* **Work instructions**
Pull every line containing "JSON" out of the material below.

******************************

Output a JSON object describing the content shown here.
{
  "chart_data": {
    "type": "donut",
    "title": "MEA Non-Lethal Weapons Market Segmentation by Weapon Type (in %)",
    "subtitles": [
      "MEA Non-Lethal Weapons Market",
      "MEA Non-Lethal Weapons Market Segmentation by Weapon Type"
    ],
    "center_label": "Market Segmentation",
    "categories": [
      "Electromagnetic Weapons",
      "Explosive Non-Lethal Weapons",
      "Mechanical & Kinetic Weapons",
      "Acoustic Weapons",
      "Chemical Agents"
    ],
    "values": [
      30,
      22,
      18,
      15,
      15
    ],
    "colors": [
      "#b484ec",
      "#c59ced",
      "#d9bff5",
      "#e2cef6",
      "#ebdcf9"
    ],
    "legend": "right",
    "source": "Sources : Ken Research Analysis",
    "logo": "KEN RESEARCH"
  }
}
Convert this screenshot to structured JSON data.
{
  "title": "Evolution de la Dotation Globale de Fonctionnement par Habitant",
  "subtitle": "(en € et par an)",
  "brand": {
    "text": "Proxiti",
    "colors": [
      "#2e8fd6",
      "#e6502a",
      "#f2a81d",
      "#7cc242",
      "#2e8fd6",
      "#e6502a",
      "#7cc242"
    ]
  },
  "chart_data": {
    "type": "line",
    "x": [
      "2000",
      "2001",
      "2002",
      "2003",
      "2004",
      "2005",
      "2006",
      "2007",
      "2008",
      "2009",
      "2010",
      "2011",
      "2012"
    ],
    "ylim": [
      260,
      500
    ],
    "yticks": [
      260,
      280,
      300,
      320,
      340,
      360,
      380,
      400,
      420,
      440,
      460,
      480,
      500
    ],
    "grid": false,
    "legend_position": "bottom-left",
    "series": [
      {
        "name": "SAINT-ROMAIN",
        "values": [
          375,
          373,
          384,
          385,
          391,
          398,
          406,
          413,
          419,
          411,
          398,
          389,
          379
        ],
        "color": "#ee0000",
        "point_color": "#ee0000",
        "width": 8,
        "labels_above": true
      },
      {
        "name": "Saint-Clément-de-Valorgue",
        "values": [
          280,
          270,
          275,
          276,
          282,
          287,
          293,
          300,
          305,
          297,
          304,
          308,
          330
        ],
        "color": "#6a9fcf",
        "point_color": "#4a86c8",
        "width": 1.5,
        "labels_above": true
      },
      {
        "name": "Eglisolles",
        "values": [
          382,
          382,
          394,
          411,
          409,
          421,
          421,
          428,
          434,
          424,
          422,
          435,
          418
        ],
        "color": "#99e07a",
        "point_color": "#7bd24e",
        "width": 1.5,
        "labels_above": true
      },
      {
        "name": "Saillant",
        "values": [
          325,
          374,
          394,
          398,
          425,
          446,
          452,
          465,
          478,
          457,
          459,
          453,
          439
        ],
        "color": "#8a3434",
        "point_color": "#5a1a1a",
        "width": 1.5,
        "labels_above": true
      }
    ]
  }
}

******************************

* **Finished exercise**
Output a JSON object describing the content shown here.
Convert this screenshot to structured JSON data.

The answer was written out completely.